_SOURCE_.
□ □ □

This waveform looks fairly uniform, although there is some variation happening with the harmonics. When you cut out a piece of sound, you want to cut it at the beginning and end of a cycle. If you don't, the result will sound like an obvious loop. This rule applies to the harmonics, as well. But you can't see the cycles in the harmonics as clearly as you can with the fundamental wave.

To take the first point on the first rising slope of this graph you can just look at the ASCII file, asn5a.dat, and find the first positive amplitude value (in the second column) at or around the time of 1.15167 seconds. Scroll down the file, and you'll find that this is line number (sample number) 50783 (we are numbering the samples counting from the number 1, not from 0). Double checking that the sample increments correspond to the correct time, take 50783 and divide by the sample rate, 44100:

50783 / 44100 samples per second = 1.15154 seconds

Now, at the other end of the graph, find the last sample on the rising edge but just below the zero line. This is near the time of 1.22709 seconds. Scroll down the data file to line number 54116.

This cut, from sample number 50783 to sample number 54116, will be our first trial in a lengthy effort of trial and error. As I said above, despite the fact that we have chosen as close as possible the beginning and end of the natural sinusoidal variation of the waveform, this is not necessarily where the harmonics are beginning and ending.

□ □ □

_STORED DATA_.
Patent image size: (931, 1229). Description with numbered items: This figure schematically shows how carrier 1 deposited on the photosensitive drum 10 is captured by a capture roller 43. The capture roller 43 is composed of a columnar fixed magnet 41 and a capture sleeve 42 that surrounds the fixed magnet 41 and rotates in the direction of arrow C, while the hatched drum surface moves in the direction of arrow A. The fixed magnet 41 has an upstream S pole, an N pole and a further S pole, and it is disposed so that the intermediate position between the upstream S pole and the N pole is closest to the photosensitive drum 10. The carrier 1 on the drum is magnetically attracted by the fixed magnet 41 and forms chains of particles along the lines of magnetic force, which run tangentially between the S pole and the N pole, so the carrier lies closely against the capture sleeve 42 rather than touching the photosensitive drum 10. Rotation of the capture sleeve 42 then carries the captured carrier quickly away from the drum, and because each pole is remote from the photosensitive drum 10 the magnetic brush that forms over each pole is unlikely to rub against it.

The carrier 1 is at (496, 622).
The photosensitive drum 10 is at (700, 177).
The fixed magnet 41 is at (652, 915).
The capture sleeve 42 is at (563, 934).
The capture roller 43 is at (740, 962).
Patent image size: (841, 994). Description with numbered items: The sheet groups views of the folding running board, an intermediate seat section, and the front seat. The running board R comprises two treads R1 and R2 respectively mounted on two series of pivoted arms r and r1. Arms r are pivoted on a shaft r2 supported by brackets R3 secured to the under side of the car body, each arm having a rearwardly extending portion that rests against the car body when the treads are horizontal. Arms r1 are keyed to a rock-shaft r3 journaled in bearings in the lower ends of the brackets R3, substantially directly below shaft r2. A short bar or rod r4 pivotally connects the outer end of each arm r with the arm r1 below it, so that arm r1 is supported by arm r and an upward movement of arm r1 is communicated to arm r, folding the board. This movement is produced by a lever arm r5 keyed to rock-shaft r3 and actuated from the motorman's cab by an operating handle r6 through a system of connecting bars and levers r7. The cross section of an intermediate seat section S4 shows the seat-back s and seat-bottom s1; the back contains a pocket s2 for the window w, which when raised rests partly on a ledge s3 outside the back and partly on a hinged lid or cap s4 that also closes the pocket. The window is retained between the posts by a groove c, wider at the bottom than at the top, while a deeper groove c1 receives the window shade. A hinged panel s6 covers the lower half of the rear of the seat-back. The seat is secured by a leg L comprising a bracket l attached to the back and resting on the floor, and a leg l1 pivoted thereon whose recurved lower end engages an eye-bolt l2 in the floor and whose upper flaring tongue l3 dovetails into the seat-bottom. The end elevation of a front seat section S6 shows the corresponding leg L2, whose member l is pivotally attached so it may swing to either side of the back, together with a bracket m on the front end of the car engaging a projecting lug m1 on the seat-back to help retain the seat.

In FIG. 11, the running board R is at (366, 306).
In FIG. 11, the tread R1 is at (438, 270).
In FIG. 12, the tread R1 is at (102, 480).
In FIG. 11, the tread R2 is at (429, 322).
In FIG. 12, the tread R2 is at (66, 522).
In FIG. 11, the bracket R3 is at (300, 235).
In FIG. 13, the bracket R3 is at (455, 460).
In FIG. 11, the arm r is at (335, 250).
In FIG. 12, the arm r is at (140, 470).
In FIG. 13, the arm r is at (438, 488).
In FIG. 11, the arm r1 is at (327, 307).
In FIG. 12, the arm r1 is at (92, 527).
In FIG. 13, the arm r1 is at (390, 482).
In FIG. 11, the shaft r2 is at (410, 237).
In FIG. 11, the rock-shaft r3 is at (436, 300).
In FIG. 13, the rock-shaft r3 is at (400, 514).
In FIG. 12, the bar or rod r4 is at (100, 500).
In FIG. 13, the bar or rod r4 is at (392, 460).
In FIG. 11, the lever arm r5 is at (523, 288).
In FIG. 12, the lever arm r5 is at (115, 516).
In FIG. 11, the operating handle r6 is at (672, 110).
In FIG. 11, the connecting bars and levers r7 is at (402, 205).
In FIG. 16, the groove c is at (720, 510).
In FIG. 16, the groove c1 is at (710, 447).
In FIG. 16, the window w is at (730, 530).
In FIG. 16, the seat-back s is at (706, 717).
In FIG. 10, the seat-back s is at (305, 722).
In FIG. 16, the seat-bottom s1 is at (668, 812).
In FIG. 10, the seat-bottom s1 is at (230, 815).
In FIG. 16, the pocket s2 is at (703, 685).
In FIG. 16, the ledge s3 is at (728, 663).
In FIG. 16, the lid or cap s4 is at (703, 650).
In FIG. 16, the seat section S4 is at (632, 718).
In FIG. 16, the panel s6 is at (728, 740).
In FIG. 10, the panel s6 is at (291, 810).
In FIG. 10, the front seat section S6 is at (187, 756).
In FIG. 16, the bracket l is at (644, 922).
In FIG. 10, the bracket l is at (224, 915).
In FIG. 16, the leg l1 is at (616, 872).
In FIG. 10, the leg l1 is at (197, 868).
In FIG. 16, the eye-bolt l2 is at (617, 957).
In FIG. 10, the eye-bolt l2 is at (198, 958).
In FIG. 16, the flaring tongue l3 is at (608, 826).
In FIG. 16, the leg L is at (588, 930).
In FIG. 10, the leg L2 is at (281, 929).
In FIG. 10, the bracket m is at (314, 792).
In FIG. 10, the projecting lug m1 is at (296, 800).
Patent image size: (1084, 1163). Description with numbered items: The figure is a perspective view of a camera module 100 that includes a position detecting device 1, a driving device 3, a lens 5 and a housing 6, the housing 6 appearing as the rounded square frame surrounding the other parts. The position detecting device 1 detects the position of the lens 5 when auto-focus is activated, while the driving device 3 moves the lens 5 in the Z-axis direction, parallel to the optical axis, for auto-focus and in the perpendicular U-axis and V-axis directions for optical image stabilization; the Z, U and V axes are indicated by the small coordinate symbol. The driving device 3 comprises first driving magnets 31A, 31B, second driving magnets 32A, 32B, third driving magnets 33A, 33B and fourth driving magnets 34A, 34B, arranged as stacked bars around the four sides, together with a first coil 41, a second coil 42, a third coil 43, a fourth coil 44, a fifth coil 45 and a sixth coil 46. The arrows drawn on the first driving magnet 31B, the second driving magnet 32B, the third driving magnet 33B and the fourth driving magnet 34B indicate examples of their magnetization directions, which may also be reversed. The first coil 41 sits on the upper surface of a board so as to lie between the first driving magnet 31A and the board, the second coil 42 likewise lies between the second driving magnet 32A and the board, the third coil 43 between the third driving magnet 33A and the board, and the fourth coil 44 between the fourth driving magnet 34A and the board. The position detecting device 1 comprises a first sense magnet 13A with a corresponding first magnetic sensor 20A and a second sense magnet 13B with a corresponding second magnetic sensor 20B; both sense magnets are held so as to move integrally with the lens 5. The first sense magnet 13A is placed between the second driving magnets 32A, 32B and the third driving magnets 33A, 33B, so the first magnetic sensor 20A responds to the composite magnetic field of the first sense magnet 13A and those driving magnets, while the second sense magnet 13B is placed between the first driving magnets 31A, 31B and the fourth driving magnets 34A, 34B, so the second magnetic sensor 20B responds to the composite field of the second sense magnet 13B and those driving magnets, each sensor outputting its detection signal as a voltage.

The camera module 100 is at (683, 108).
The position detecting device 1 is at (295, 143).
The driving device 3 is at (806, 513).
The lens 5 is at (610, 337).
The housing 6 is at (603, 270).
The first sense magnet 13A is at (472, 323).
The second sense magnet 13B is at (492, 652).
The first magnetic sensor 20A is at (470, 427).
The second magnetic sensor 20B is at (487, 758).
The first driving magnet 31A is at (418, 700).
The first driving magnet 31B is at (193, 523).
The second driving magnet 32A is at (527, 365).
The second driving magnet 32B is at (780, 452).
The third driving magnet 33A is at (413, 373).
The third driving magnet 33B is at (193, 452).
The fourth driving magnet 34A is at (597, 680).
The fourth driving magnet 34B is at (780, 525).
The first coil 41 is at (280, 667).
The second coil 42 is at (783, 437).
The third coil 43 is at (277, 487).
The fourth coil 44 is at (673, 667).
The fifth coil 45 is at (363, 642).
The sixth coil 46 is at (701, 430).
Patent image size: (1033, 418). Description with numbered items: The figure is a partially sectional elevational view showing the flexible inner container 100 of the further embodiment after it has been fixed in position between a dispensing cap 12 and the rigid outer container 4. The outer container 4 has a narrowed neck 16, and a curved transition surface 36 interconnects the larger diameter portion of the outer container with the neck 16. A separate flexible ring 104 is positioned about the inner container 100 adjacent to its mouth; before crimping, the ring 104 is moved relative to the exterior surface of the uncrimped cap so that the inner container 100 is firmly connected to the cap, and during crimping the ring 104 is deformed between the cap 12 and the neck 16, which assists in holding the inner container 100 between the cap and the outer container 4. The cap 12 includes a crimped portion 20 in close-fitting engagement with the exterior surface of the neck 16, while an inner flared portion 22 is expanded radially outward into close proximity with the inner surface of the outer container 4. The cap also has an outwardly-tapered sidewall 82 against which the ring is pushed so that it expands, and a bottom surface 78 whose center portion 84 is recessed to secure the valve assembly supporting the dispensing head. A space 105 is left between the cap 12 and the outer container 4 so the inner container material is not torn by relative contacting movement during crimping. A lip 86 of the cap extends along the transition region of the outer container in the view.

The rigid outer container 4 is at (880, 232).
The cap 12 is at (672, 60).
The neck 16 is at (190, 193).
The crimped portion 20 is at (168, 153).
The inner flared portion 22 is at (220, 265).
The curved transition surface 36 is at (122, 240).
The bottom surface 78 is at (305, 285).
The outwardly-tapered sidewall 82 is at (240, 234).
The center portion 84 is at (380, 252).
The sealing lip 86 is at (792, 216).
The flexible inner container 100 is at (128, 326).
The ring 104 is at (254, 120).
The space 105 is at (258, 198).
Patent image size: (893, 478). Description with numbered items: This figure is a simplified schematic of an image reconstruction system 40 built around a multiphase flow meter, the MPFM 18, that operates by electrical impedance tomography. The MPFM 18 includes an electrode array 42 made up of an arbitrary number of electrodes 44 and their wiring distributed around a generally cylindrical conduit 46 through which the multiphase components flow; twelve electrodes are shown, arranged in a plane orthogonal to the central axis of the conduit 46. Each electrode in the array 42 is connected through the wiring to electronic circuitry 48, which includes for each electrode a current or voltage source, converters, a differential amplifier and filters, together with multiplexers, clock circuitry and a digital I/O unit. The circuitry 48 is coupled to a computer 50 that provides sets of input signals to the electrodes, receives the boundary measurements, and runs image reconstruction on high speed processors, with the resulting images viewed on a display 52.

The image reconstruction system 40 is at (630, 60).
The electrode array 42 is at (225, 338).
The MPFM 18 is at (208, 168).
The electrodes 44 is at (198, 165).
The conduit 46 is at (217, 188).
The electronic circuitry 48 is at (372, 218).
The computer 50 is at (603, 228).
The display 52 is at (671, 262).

□ □ □

_GIVEN TASK 1_. In the text on cutting a loop from a waveform, at what line number in the data file does the trial cut end?
_GIVEN TASK 2_. Reproduce the portion of the text on cutting a loop from a waveform between "To take the" and "line number 54116.", inclusive.

_TASK SOLUTION 1_. Line number 54116.

_TASK SOLUTION 2_.
To take the first point on the first rising slope of this graph you can just look at the ASCII file, asn5a.dat, and find the first positive amplitude value (in the second column) at or around the time of 1.15167 seconds. Scroll down the file, and you'll find that this is line number (sample number) 50783 (we are numbering the samples counting from the number 1, not from 0). Double checking that the sample increments correspond to the correct time, take 50783 and divide by the sample rate, 44100:

50783 / 44100 samples per second = 1.15154 seconds

Now, at the other end of the graph, find the last sample on the rising edge but just below the zero line. This is near the time of 1.22709 seconds. Scroll down the data file to line number 54116.